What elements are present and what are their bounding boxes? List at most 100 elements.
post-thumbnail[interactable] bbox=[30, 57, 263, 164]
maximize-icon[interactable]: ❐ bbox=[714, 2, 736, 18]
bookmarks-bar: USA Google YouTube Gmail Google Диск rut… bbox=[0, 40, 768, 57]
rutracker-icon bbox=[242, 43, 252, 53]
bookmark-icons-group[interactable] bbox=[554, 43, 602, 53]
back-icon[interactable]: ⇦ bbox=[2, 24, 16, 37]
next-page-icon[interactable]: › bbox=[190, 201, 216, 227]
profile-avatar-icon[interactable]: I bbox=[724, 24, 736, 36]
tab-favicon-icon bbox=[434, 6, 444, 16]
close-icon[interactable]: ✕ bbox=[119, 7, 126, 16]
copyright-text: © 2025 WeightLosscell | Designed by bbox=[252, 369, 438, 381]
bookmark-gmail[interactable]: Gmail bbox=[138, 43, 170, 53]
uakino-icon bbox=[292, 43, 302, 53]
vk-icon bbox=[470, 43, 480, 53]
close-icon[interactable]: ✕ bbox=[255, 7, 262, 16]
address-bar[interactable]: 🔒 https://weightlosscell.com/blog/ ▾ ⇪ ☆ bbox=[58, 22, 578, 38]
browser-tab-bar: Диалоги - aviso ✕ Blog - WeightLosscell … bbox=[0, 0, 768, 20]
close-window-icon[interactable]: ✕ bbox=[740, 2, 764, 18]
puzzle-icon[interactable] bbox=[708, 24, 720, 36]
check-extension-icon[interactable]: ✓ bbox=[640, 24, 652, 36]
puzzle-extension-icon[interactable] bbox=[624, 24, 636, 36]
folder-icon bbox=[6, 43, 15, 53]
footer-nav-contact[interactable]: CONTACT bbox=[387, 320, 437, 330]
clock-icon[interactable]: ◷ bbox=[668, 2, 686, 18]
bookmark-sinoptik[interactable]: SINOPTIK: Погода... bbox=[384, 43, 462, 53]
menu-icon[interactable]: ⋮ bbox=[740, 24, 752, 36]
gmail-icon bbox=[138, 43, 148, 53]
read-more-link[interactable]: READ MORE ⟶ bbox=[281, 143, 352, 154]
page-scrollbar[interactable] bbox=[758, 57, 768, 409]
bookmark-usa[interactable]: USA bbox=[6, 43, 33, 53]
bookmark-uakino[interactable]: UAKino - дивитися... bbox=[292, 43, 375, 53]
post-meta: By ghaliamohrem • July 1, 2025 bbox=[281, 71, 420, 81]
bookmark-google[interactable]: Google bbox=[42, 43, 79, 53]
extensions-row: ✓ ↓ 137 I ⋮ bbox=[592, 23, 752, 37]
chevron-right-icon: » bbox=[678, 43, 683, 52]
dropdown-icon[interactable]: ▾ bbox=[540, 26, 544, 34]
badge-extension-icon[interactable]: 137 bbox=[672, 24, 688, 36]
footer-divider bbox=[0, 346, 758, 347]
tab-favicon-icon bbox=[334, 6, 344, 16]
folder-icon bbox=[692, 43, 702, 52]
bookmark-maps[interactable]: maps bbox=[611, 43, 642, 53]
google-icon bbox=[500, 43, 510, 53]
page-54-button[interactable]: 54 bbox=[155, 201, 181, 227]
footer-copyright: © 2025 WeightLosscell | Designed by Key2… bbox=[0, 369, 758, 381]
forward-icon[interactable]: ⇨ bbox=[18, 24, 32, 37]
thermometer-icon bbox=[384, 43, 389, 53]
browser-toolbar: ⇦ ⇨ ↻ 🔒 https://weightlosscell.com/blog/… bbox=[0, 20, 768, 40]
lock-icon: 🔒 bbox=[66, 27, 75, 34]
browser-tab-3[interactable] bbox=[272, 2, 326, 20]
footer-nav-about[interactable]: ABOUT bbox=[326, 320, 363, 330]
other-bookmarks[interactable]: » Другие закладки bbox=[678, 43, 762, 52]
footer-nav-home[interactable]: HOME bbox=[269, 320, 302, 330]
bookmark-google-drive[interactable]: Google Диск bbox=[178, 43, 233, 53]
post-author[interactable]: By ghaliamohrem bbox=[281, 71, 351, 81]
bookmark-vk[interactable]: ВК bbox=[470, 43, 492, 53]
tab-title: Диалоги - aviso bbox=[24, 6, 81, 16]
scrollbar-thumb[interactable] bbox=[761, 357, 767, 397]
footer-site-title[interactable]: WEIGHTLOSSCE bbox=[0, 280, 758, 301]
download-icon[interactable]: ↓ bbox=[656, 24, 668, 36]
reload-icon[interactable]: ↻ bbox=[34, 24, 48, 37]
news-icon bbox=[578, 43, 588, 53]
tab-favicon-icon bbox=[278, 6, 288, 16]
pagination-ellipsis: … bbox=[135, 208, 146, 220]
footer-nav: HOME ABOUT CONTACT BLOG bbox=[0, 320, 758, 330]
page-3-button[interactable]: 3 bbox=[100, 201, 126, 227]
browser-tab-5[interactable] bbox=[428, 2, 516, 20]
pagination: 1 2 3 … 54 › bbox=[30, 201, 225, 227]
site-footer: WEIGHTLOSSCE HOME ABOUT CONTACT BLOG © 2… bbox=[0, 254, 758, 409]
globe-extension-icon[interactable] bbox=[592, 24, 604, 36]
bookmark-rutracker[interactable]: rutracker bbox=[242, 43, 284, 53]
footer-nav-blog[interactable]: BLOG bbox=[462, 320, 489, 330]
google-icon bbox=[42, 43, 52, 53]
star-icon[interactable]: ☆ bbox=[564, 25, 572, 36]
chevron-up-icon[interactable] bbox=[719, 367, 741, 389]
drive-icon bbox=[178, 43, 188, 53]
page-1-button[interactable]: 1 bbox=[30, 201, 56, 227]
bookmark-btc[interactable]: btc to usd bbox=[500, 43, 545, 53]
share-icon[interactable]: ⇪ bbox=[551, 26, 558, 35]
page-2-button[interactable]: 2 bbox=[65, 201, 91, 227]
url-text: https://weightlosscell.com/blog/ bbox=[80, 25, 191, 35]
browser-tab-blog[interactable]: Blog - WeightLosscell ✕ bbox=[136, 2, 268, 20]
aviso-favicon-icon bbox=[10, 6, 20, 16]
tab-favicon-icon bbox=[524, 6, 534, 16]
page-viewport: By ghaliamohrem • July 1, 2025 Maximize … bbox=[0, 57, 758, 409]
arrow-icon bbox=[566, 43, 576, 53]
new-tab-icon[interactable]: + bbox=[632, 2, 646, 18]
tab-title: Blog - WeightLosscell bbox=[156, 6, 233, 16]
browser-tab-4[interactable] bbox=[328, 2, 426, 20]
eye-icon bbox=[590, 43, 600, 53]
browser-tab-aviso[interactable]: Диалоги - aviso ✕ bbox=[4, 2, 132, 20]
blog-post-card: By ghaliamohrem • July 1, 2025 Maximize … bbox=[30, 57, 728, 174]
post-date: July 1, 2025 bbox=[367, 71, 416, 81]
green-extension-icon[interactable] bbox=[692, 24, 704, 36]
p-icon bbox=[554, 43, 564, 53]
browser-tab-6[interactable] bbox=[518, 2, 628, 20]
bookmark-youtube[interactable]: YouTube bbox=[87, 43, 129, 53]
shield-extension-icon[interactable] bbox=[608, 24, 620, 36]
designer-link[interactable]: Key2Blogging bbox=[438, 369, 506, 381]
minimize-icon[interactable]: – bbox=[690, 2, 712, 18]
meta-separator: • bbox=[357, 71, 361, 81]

• **Written exercise**:
Could you repeat the records above word for word?

• **Task output**:
What elements are present and what are their bounding boxes? List at most 100 elements.
post-thumbnail[interactable] bbox=[30, 57, 263, 164]
maximize-icon[interactable]: ❐ bbox=[714, 2, 736, 18]
bookmarks-bar: USA Google YouTube Gmail Google Диск rut… bbox=[0, 40, 768, 57]
rutracker-icon bbox=[242, 43, 252, 53]
bookmark-icons-group[interactable] bbox=[554, 43, 602, 53]
back-icon[interactable]: ⇦ bbox=[2, 24, 16, 37]
next-page-icon[interactable]: › bbox=[190, 201, 216, 227]
profile-avatar-icon[interactable]: I bbox=[724, 24, 736, 36]
tab-favicon-icon bbox=[434, 6, 444, 16]
close-icon[interactable]: ✕ bbox=[119, 7, 126, 16]
copyright-text: © 2025 WeightLosscell | Designed by bbox=[252, 369, 438, 381]
bookmark-gmail[interactable]: Gmail bbox=[138, 43, 170, 53]
uakino-icon bbox=[292, 43, 302, 53]
vk-icon bbox=[470, 43, 480, 53]
close-icon[interactable]: ✕ bbox=[255, 7, 262, 16]
address-bar[interactable]: 🔒 https://weightlosscell.com/blog/ ▾ ⇪ ☆ bbox=[58, 22, 578, 38]
browser-tab-bar: Диалоги - aviso ✕ Blog - WeightLosscell … bbox=[0, 0, 768, 20]
close-window-icon[interactable]: ✕ bbox=[740, 2, 764, 18]
puzzle-icon[interactable] bbox=[708, 24, 720, 36]
check-extension-icon[interactable]: ✓ bbox=[640, 24, 652, 36]
puzzle-extension-icon[interactable] bbox=[624, 24, 636, 36]
folder-icon bbox=[6, 43, 15, 53]
footer-nav-contact[interactable]: CONTACT bbox=[387, 320, 437, 330]
clock-icon[interactable]: ◷ bbox=[668, 2, 686, 18]
bookmark-sinoptik[interactable]: SINOPTIK: Погода... bbox=[384, 43, 462, 53]
menu-icon[interactable]: ⋮ bbox=[740, 24, 752, 36]
gmail-icon bbox=[138, 43, 148, 53]
read-more-link[interactable]: READ MORE ⟶ bbox=[281, 143, 352, 154]
page-scrollbar[interactable] bbox=[758, 57, 768, 409]
bookmark-usa[interactable]: USA bbox=[6, 43, 33, 53]
bookmark-uakino[interactable]: UAKino - дивитися... bbox=[292, 43, 375, 53]
post-meta: By ghaliamohrem • July 1, 2025 bbox=[281, 71, 420, 81]
bookmark-google[interactable]: Google bbox=[42, 43, 79, 53]
extensions-row: ✓ ↓ 137 I ⋮ bbox=[592, 23, 752, 37]
chevron-right-icon: » bbox=[678, 43, 683, 52]
dropdown-icon[interactable]: ▾ bbox=[540, 26, 544, 34]
badge-extension-icon[interactable]: 137 bbox=[672, 24, 688, 36]
footer-divider bbox=[0, 346, 758, 347]
tab-favicon-icon bbox=[334, 6, 344, 16]
folder-icon bbox=[692, 43, 702, 52]
bookmark-maps[interactable]: maps bbox=[611, 43, 642, 53]
google-icon bbox=[500, 43, 510, 53]
page-54-button[interactable]: 54 bbox=[155, 201, 181, 227]
footer-copyright: © 2025 WeightLosscell | Designed by Key2… bbox=[0, 369, 758, 381]
forward-icon[interactable]: ⇨ bbox=[18, 24, 32, 37]
thermometer-icon bbox=[384, 43, 389, 53]
browser-toolbar: ⇦ ⇨ ↻ 🔒 https://weightlosscell.com/blog/… bbox=[0, 20, 768, 40]
lock-icon: 🔒 bbox=[66, 27, 75, 34]
browser-tab-3[interactable] bbox=[272, 2, 326, 20]
footer-nav-about[interactable]: ABOUT bbox=[326, 320, 363, 330]
other-bookmarks[interactable]: » Другие закладки bbox=[678, 43, 762, 52]
footer-nav-home[interactable]: HOME bbox=[269, 320, 302, 330]
bookmark-google-drive[interactable]: Google Диск bbox=[178, 43, 233, 53]
post-author[interactable]: By ghaliamohrem bbox=[281, 71, 351, 81]
bookmark-vk[interactable]: ВК bbox=[470, 43, 492, 53]
tab-title: Диалоги - aviso bbox=[24, 6, 81, 16]
scrollbar-thumb[interactable] bbox=[761, 357, 767, 397]
footer-site-title[interactable]: WEIGHTLOSSCE bbox=[0, 280, 758, 301]
download-icon[interactable]: ↓ bbox=[656, 24, 668, 36]
reload-icon[interactable]: ↻ bbox=[34, 24, 48, 37]
news-icon bbox=[578, 43, 588, 53]
tab-favicon-icon bbox=[278, 6, 288, 16]
pagination-ellipsis: … bbox=[135, 208, 146, 220]
footer-nav: HOME ABOUT CONTACT BLOG bbox=[0, 320, 758, 330]
page-3-button[interactable]: 3 bbox=[100, 201, 126, 227]
browser-tab-5[interactable] bbox=[428, 2, 516, 20]
pagination: 1 2 3 … 54 › bbox=[30, 201, 225, 227]
site-footer: WEIGHTLOSSCE HOME ABOUT CONTACT BLOG © 2… bbox=[0, 254, 758, 409]
globe-extension-icon[interactable] bbox=[592, 24, 604, 36]
bookmark-rutracker[interactable]: rutracker bbox=[242, 43, 284, 53]
footer-nav-blog[interactable]: BLOG bbox=[462, 320, 489, 330]
google-icon bbox=[42, 43, 52, 53]
star-icon[interactable]: ☆ bbox=[564, 25, 572, 36]
chevron-up-icon[interactable] bbox=[719, 367, 741, 389]
drive-icon bbox=[178, 43, 188, 53]
page-1-button[interactable]: 1 bbox=[30, 201, 56, 227]
bookmark-btc[interactable]: btc to usd bbox=[500, 43, 545, 53]
share-icon[interactable]: ⇪ bbox=[551, 26, 558, 35]
page-2-button[interactable]: 2 bbox=[65, 201, 91, 227]
url-text: https://weightlosscell.com/blog/ bbox=[80, 25, 191, 35]
browser-tab-blog[interactable]: Blog - WeightLosscell ✕ bbox=[136, 2, 268, 20]
aviso-favicon-icon bbox=[10, 6, 20, 16]
tab-favicon-icon bbox=[524, 6, 534, 16]
page-viewport: By ghaliamohrem • July 1, 2025 Maximize … bbox=[0, 57, 758, 409]
arrow-icon bbox=[566, 43, 576, 53]
new-tab-icon[interactable]: + bbox=[632, 2, 646, 18]
tab-title: Blog - WeightLosscell bbox=[156, 6, 233, 16]
browser-tab-4[interactable] bbox=[328, 2, 426, 20]
eye-icon bbox=[590, 43, 600, 53]
browser-tab-aviso[interactable]: Диалоги - aviso ✕ bbox=[4, 2, 132, 20]
blog-post-card: By ghaliamohrem • July 1, 2025 Maximize … bbox=[30, 57, 728, 174]
post-date: July 1, 2025 bbox=[367, 71, 416, 81]
green-extension-icon[interactable] bbox=[692, 24, 704, 36]
p-icon bbox=[554, 43, 564, 53]
browser-tab-6[interactable] bbox=[518, 2, 628, 20]
bookmark-youtube[interactable]: YouTube bbox=[87, 43, 129, 53]
shield-extension-icon[interactable] bbox=[608, 24, 620, 36]
designer-link[interactable]: Key2Blogging bbox=[438, 369, 506, 381]
minimize-icon[interactable]: – bbox=[690, 2, 712, 18]
meta-separator: • bbox=[357, 71, 361, 81]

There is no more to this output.